──────── Raw data

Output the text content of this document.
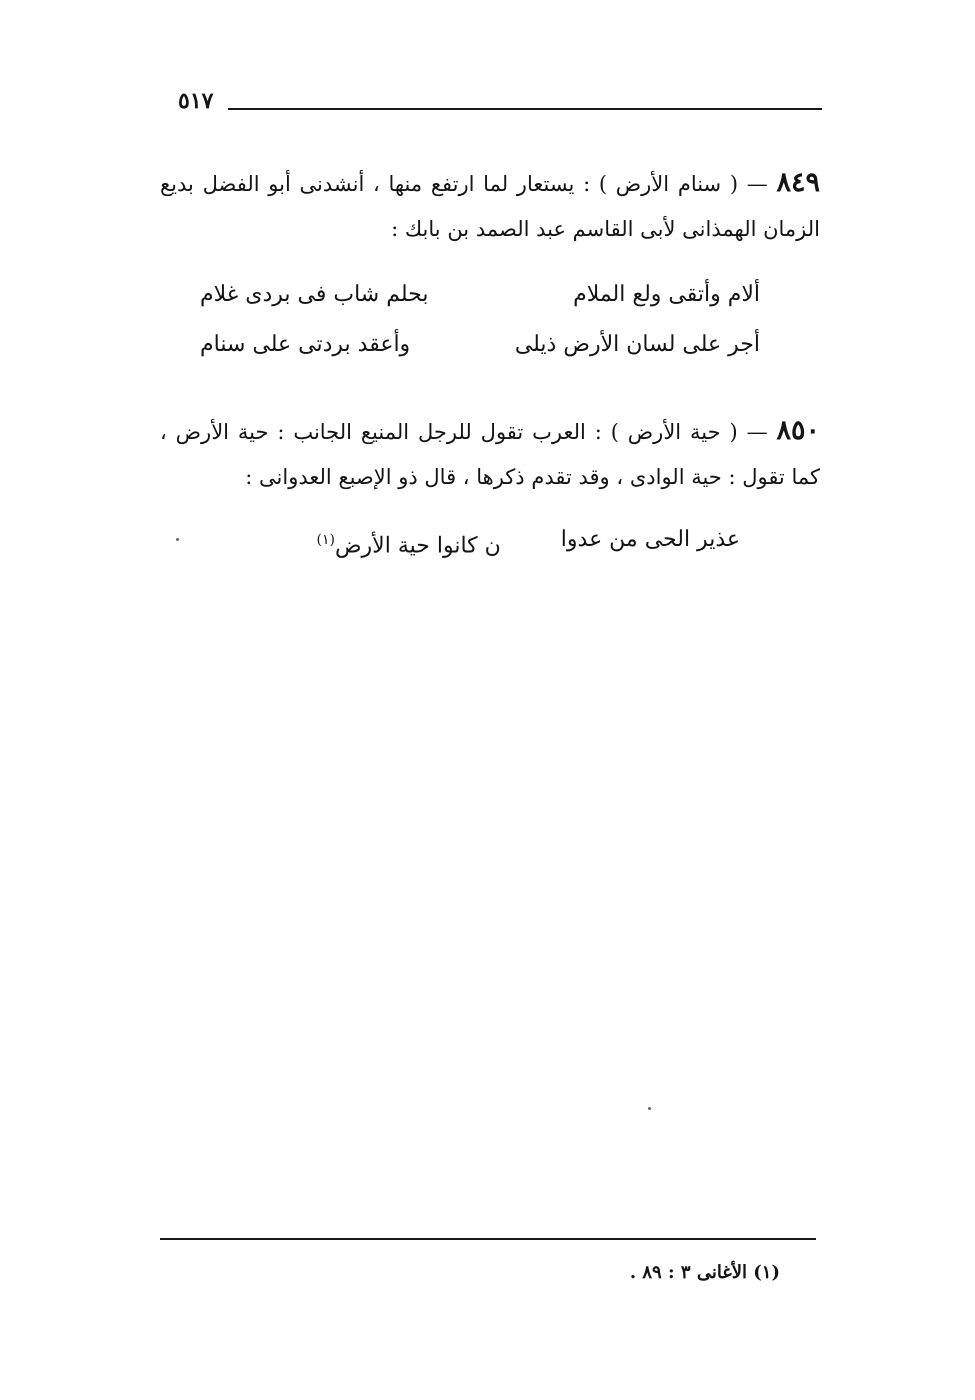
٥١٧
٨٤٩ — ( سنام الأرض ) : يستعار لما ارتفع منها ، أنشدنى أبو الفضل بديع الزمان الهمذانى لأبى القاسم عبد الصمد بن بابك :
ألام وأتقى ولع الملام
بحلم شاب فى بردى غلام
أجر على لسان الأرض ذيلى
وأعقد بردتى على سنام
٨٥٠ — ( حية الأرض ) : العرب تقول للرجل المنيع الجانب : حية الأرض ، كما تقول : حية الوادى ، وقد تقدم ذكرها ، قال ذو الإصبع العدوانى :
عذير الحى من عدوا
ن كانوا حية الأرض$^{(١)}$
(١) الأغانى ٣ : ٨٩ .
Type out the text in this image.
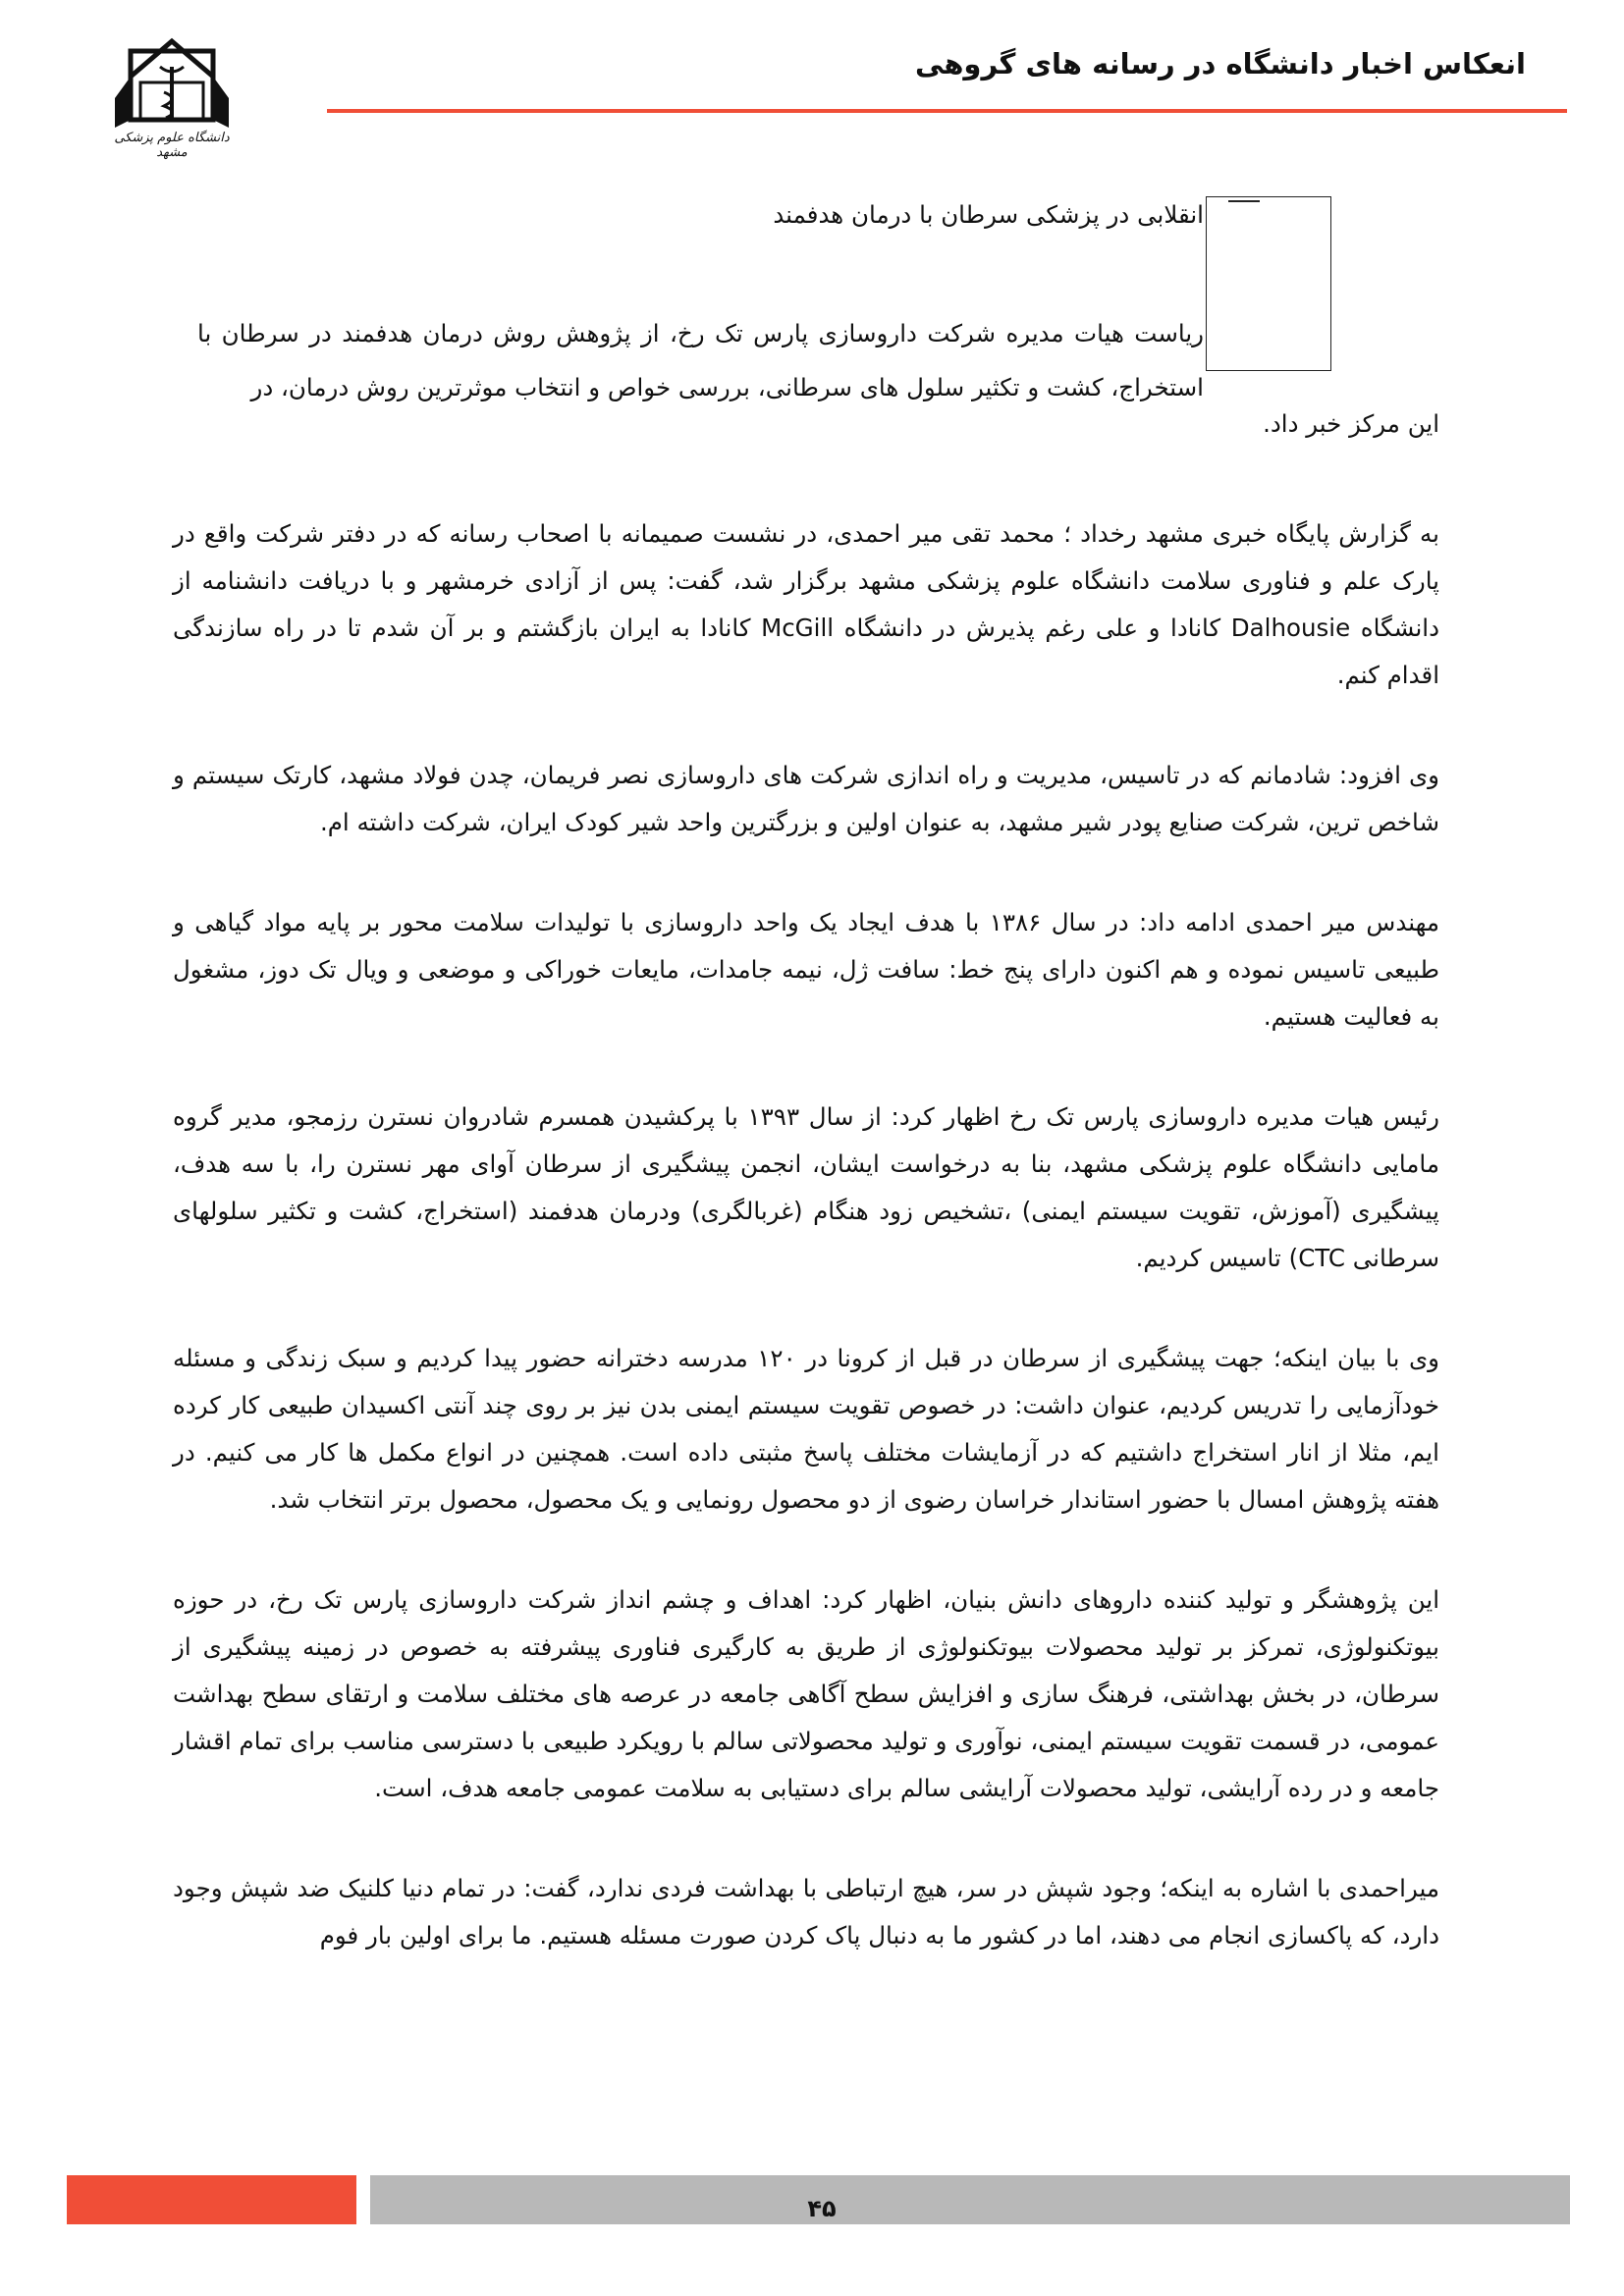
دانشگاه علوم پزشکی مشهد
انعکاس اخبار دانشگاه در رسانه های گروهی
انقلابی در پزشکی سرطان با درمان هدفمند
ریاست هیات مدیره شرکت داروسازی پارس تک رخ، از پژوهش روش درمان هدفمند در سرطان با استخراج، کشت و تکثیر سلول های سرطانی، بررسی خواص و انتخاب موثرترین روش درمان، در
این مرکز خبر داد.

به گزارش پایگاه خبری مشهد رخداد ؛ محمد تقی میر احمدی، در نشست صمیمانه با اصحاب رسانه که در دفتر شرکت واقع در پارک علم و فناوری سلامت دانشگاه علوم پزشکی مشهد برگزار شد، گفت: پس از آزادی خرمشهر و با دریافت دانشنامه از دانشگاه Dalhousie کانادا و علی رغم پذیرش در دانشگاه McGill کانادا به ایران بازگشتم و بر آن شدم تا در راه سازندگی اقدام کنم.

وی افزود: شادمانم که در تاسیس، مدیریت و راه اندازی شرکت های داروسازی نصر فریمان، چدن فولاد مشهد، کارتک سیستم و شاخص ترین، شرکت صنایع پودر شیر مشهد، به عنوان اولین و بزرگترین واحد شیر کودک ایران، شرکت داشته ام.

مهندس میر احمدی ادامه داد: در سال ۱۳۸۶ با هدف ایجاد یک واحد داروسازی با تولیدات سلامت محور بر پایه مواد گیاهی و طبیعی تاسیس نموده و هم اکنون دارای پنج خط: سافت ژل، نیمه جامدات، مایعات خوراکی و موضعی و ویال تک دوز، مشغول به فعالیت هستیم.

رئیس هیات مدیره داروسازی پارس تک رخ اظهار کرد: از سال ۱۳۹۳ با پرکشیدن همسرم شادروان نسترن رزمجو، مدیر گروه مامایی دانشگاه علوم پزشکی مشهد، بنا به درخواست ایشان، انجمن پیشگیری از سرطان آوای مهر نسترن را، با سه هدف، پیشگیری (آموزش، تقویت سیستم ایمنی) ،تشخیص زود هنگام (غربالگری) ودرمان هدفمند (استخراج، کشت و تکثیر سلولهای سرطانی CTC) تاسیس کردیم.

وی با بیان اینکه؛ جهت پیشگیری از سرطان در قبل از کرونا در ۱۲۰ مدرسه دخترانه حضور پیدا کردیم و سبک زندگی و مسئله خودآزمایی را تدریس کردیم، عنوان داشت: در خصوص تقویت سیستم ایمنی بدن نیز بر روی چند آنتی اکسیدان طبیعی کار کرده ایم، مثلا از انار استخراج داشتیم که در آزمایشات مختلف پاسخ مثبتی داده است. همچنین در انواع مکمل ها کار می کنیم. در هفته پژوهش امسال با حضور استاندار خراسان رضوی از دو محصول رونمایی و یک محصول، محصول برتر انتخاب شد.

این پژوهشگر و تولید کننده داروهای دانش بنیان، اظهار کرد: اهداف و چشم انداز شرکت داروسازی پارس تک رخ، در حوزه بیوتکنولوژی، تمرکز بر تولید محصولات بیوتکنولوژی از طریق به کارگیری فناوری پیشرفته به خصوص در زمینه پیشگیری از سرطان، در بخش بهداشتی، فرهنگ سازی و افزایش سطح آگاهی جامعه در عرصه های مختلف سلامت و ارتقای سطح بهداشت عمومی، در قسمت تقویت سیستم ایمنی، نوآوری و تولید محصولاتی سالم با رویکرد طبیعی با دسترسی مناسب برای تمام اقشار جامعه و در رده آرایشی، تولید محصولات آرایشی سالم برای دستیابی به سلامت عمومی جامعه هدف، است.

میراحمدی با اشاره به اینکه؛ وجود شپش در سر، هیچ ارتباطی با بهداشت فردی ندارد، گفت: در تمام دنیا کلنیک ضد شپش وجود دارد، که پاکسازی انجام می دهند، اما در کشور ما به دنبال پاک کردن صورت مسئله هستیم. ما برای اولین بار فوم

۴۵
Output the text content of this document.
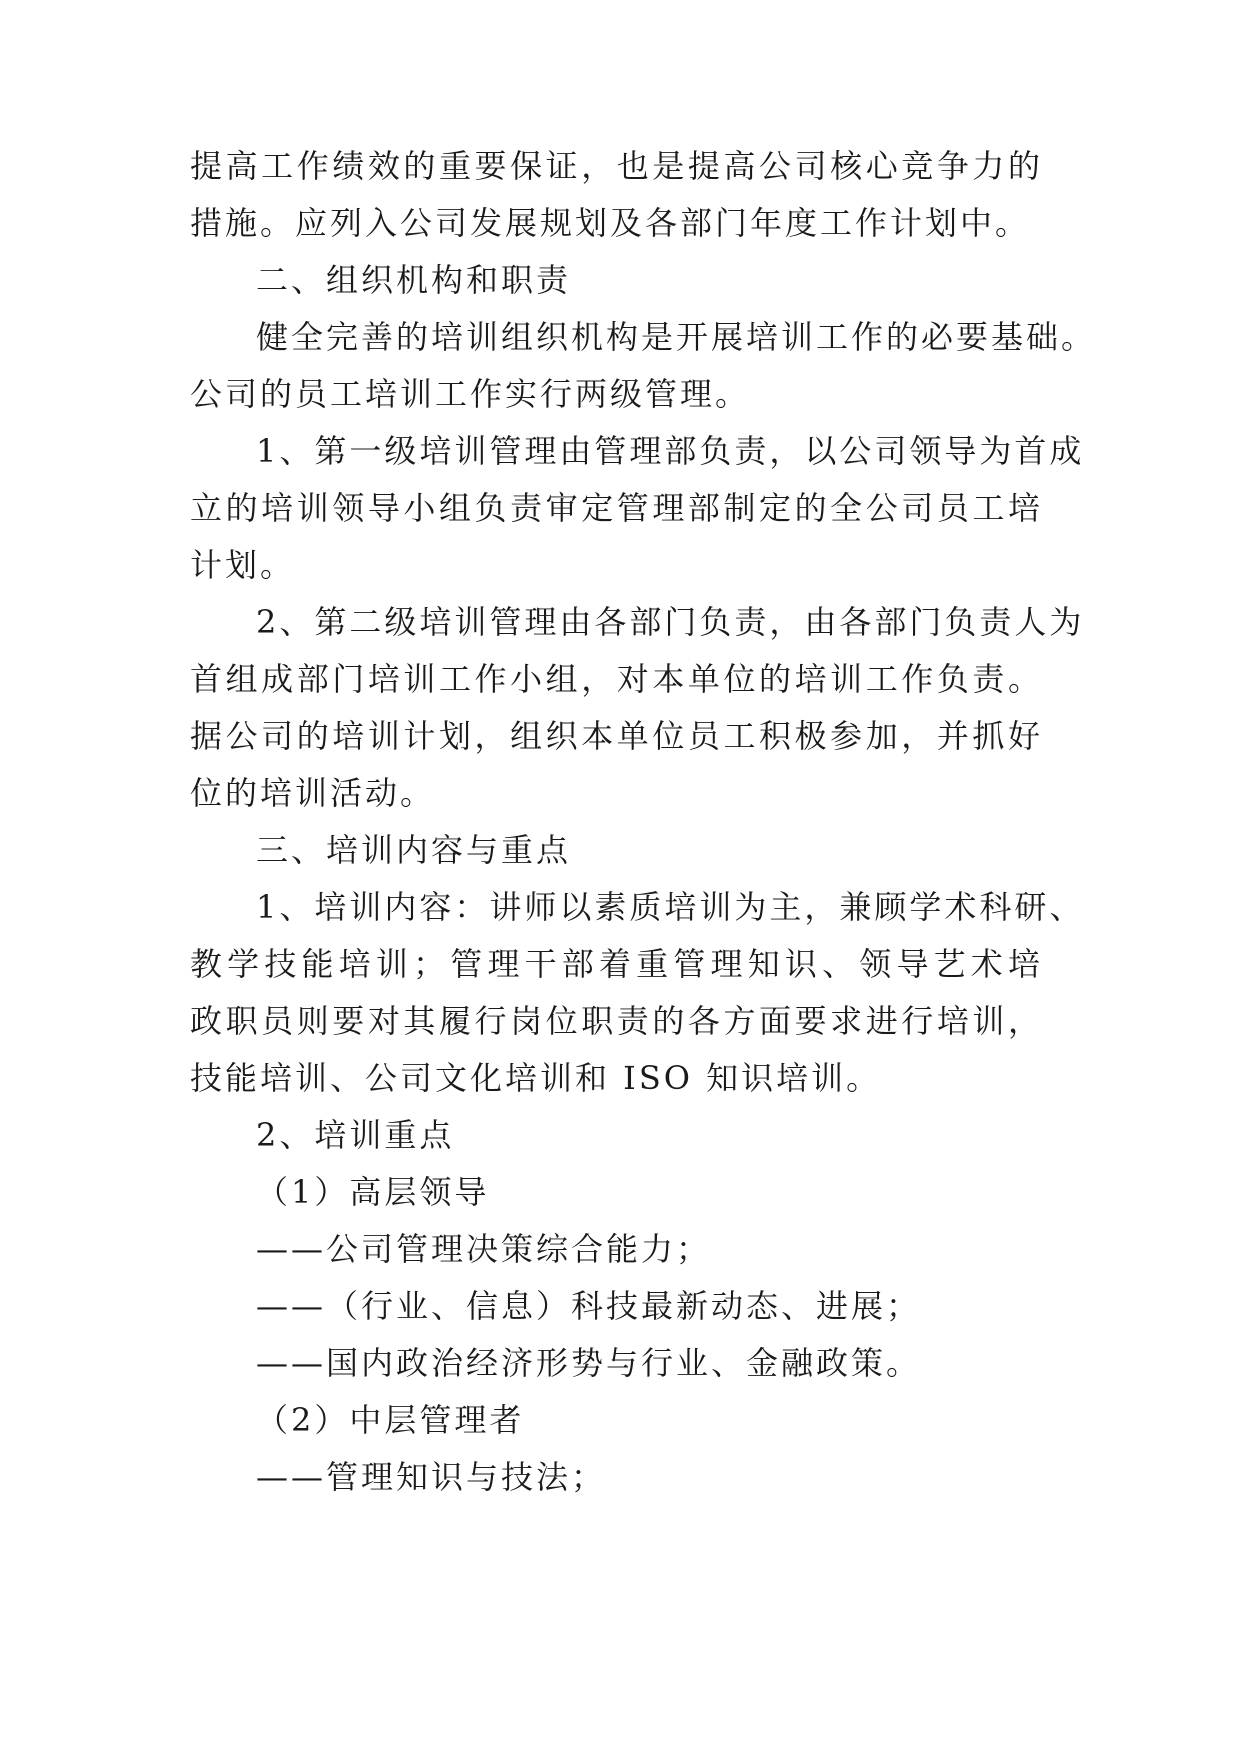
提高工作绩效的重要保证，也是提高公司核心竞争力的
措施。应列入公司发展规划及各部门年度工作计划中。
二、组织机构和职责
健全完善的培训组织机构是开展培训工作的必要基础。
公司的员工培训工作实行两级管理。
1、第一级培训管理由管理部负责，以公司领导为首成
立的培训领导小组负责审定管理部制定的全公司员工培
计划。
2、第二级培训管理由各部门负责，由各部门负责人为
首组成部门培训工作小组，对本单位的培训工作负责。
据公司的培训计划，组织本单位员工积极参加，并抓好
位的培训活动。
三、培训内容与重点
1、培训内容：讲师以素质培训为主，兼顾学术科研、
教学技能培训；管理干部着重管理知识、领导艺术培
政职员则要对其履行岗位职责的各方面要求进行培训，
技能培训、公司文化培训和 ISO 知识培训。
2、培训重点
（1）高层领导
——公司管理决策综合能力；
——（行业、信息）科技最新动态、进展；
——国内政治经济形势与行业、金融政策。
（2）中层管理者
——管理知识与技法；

────────────────

▸ To be done
Say, as a bare number, how many lines in the entries above include the string "تاسیس".

▸ Answer for the task
3